PROBLEM STATEMENT >>
Copy each line of the records below that mentions the word "ishranu".

PROVIDED INFORMATION Block Start

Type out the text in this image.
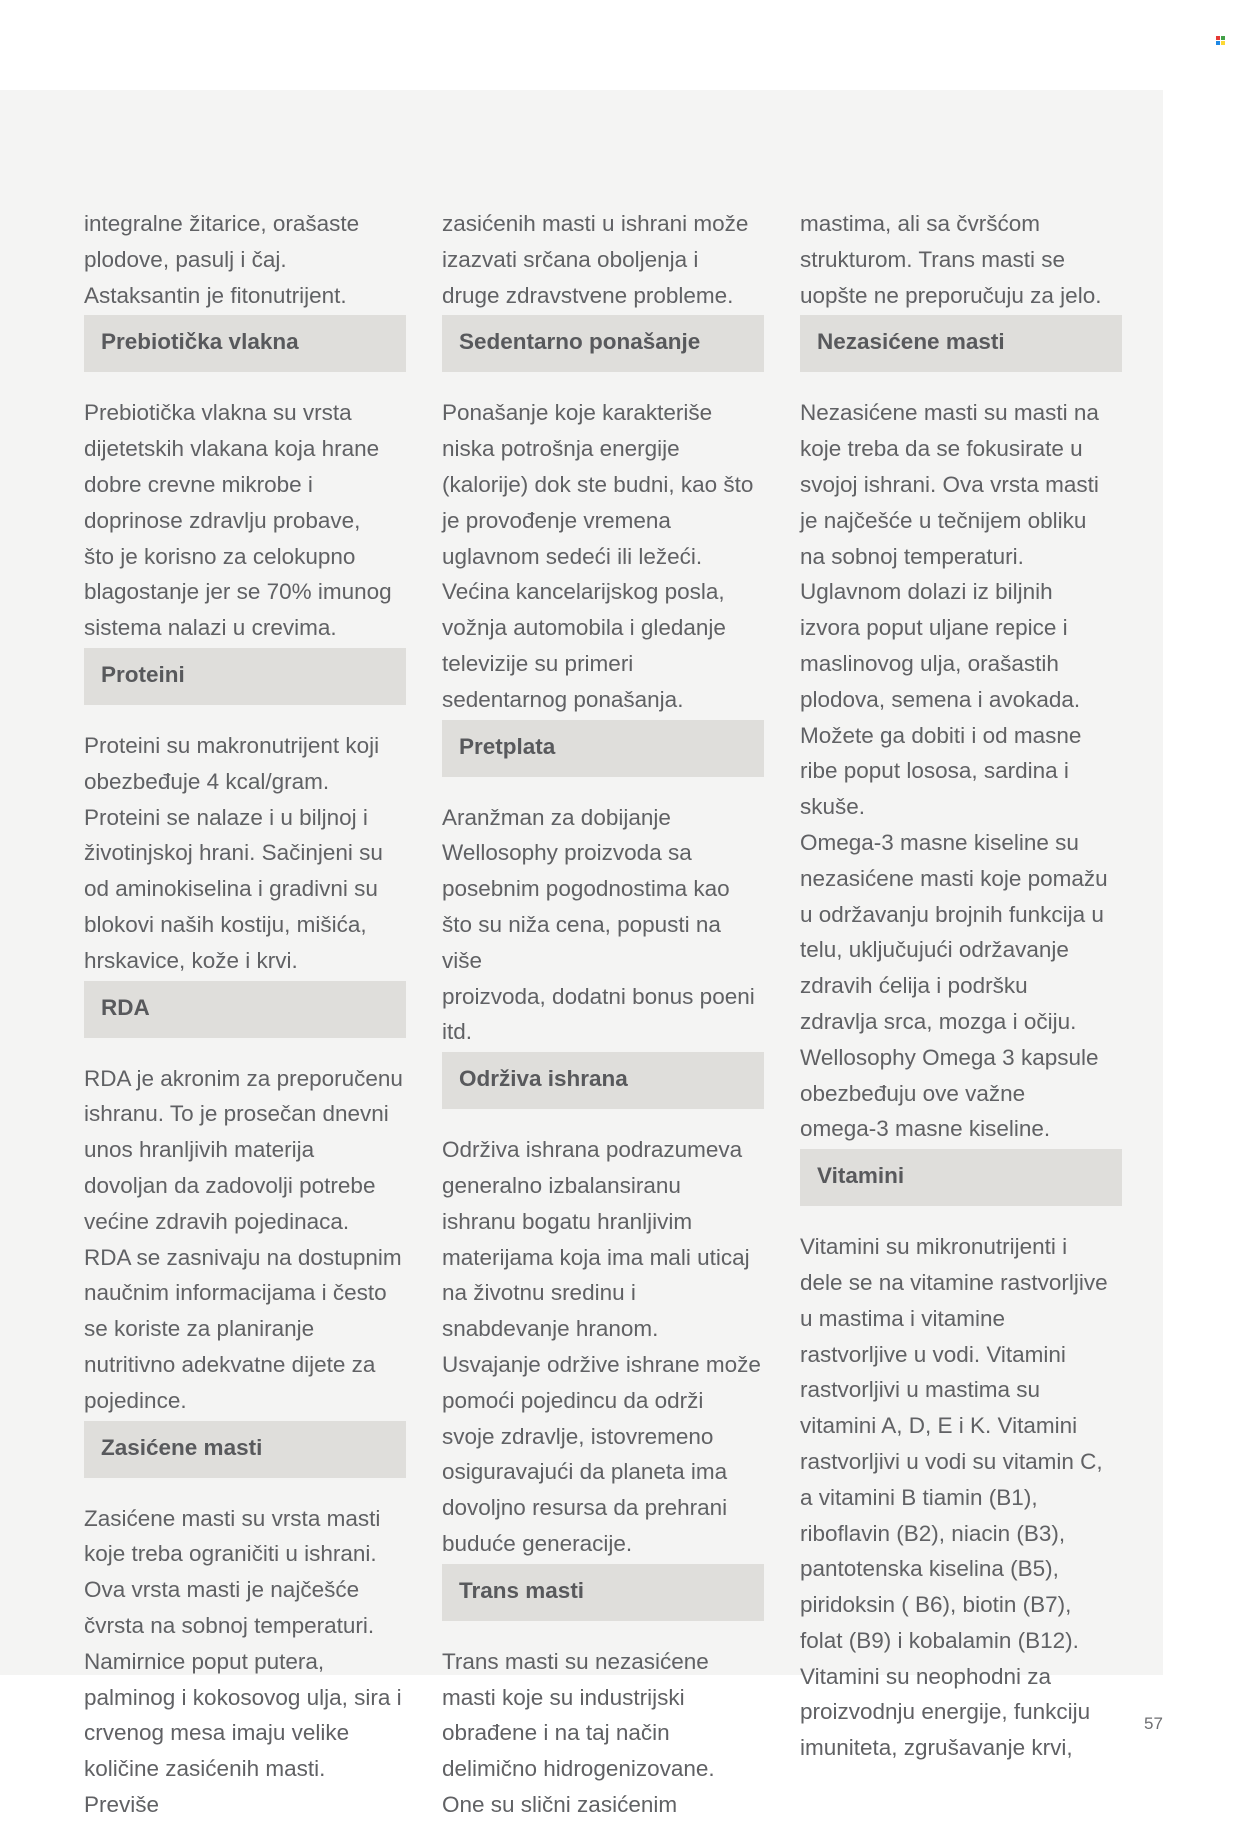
integralne žitarice, orašaste
plodove, pasulj i čaj.
Astaksantin je fitonutrijent.

Prebiotička vlakna

Prebiotička vlakna su vrsta
dijetetskih vlakana koja hrane
dobre crevne mikrobe i
doprinose zdravlju probave,
što je korisno za celokupno
blagostanje jer se 70% imunog
sistema nalazi u crevima.

Proteini

Proteini su makronutrijent koji
obezbeđuje 4 kcal/gram.
Proteini se nalaze i u biljnoj i
životinjskoj hrani. Sačinjeni su
od aminokiselina i gradivni su
blokovi naših kostiju, mišića,
hrskavice, kože i krvi.

RDA

RDA je akronim za preporučenu
ishranu. To je prosečan dnevni
unos hranljivih materija
dovoljan da zadovolji potrebe
većine zdravih pojedinaca.
RDA se zasnivaju na dostupnim
naučnim informacijama i često
se koriste za planiranje
nutritivno adekvatne dijete za
pojedince.

Zasićene masti

Zasićene masti su vrsta masti
koje treba ograničiti u ishrani.
Ova vrsta masti je najčešće
čvrsta na sobnoj temperaturi.
Namirnice poput putera,
palminog i kokosovog ulja, sira i
crvenog mesa imaju velike
količine zasićenih masti. Previše

zasićenih masti u ishrani može
izazvati srčana oboljenja i
druge zdravstvene probleme.

Sedentarno ponašanje

Ponašanje koje karakteriše
niska potrošnja energije
(kalorije) dok ste budni, kao što
je provođenje vremena
uglavnom sedeći ili ležeći.
Većina kancelarijskog posla,
vožnja automobila i gledanje
televizije su primeri
sedentarnog ponašanja.

Pretplata

Aranžman za dobijanje
Wellosophy proizvoda sa
posebnim pogodnostima kao
što su niža cena, popusti na više
proizvoda, dodatni bonus poeni
itd.

Održiva ishrana

Održiva ishrana podrazumeva
generalno izbalansiranu
ishranu bogatu hranljivim
materijama koja ima mali uticaj
na životnu sredinu i
snabdevanje hranom.
Usvajanje održive ishrane može
pomoći pojedincu da održi
svoje zdravlje, istovremeno
osiguravajući da planeta ima
dovoljno resursa da prehrani
buduće generacije.

Trans masti

Trans masti su nezasićene
masti koje su industrijski
obrađene i na taj način
delimično hidrogenizovane.
One su slični zasićenim

mastima, ali sa čvršćom
strukturom. Trans masti se
uopšte ne preporučuju za jelo.

Nezasićene masti

Nezasićene masti su masti na
koje treba da se fokusirate u
svojoj ishrani. Ova vrsta masti
je najčešće u tečnijem obliku
na sobnoj temperaturi.
Uglavnom dolazi iz biljnih
izvora poput uljane repice i
maslinovog ulja, orašastih
plodova, semena i avokada.
Možete ga dobiti i od masne
ribe poput lososa, sardina i
skuše.
Omega-3 masne kiseline su
nezasićene masti koje pomažu
u održavanju brojnih funkcija u
telu, uključujući održavanje
zdravih ćelija i podršku
zdravlja srca, mozga i očiju.
Wellosophy Omega 3 kapsule
obezbeđuju ove važne
omega-3 masne kiseline.

Vitamini

Vitamini su mikronutrijenti i
dele se na vitamine rastvorljive
u mastima i vitamine
rastvorljive u vodi. Vitamini
rastvorljivi u mastima su
vitamini A, D, E i K. Vitamini
rastvorljivi u vodi su vitamin C,
a vitamini B tiamin (B1),
riboflavin (B2), niacin (B3),
pantotenska kiselina (B5),
piridoksin ( B6), biotin (B7),
folat (B9) i kobalamin (B12).
Vitamini su neophodni za
proizvodnju energije, funkciju
imuniteta, zgrušavanje krvi,

57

PROVIDED INFORMATION Block End

FINISHED TASK >>
ishranu. To je prosečan dnevni
ishranu bogatu hranljivim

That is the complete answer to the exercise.